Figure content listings
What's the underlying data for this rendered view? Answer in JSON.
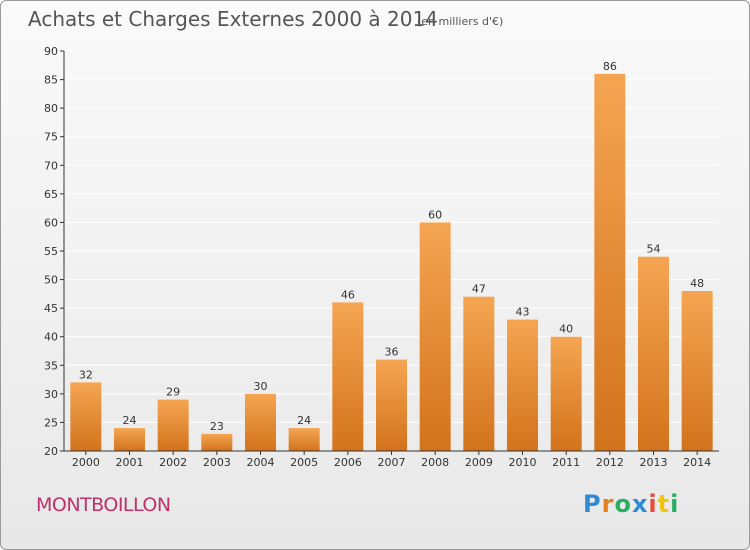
{
  "page": {
    "title": "Achats et Charges Externes 2000 à 2014",
    "subtitle": "(en milliers d'€)",
    "commune": "MONTBOILLON",
    "logo": "Proxiti"
  },
  "colors": {
    "bar_top": "#f5a552",
    "bar_bottom": "#d2731c",
    "commune": "#c0306a",
    "axis": "#333333",
    "grid": "#ffffff",
    "logo_letters": [
      "#2e8bd4",
      "#e67e22",
      "#27ae60",
      "#2e8bd4",
      "#e74c3c",
      "#f1c40f",
      "#27ae60"
    ]
  },
  "chart_data": {
    "type": "bar",
    "title": "Achats et Charges Externes 2000 à 2014",
    "subtitle": "(en milliers d'€)",
    "categories": [
      "2000",
      "2001",
      "2002",
      "2003",
      "2004",
      "2005",
      "2006",
      "2007",
      "2008",
      "2009",
      "2010",
      "2011",
      "2012",
      "2013",
      "2014"
    ],
    "values": [
      32,
      24,
      29,
      23,
      30,
      24,
      46,
      36,
      60,
      47,
      43,
      40,
      86,
      54,
      48
    ],
    "ylim": [
      20,
      90
    ],
    "yticks": [
      20,
      25,
      30,
      35,
      40,
      45,
      50,
      55,
      60,
      65,
      70,
      75,
      80,
      85,
      90
    ],
    "grid": "horizontal",
    "xlabel": "",
    "ylabel": ""
  }
}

• **Task details**
Make an exact copy of the records above, with the pictures left out.

• **Exercise result**
What's the underlying data for this rendered view? Answer in JSON.
{
  "page": {
    "title": "Achats et Charges Externes 2000 à 2014",
    "subtitle": "(en milliers d'€)",
    "commune": "MONTBOILLON",
    "logo": "Proxiti"
  },
  "colors": {
    "bar_top": "#f5a552",
    "bar_bottom": "#d2731c",
    "commune": "#c0306a",
    "axis": "#333333",
    "grid": "#ffffff",
    "logo_letters": [
      "#2e8bd4",
      "#e67e22",
      "#27ae60",
      "#2e8bd4",
      "#e74c3c",
      "#f1c40f",
      "#27ae60"
    ]
  },
  "chart_data": {
    "type": "bar",
    "title": "Achats et Charges Externes 2000 à 2014",
    "subtitle": "(en milliers d'€)",
    "categories": [
      "2000",
      "2001",
      "2002",
      "2003",
      "2004",
      "2005",
      "2006",
      "2007",
      "2008",
      "2009",
      "2010",
      "2011",
      "2012",
      "2013",
      "2014"
    ],
    "values": [
      32,
      24,
      29,
      23,
      30,
      24,
      46,
      36,
      60,
      47,
      43,
      40,
      86,
      54,
      48
    ],
    "ylim": [
      20,
      90
    ],
    "yticks": [
      20,
      25,
      30,
      35,
      40,
      45,
      50,
      55,
      60,
      65,
      70,
      75,
      80,
      85,
      90
    ],
    "grid": "horizontal",
    "xlabel": "",
    "ylabel": ""
  }
}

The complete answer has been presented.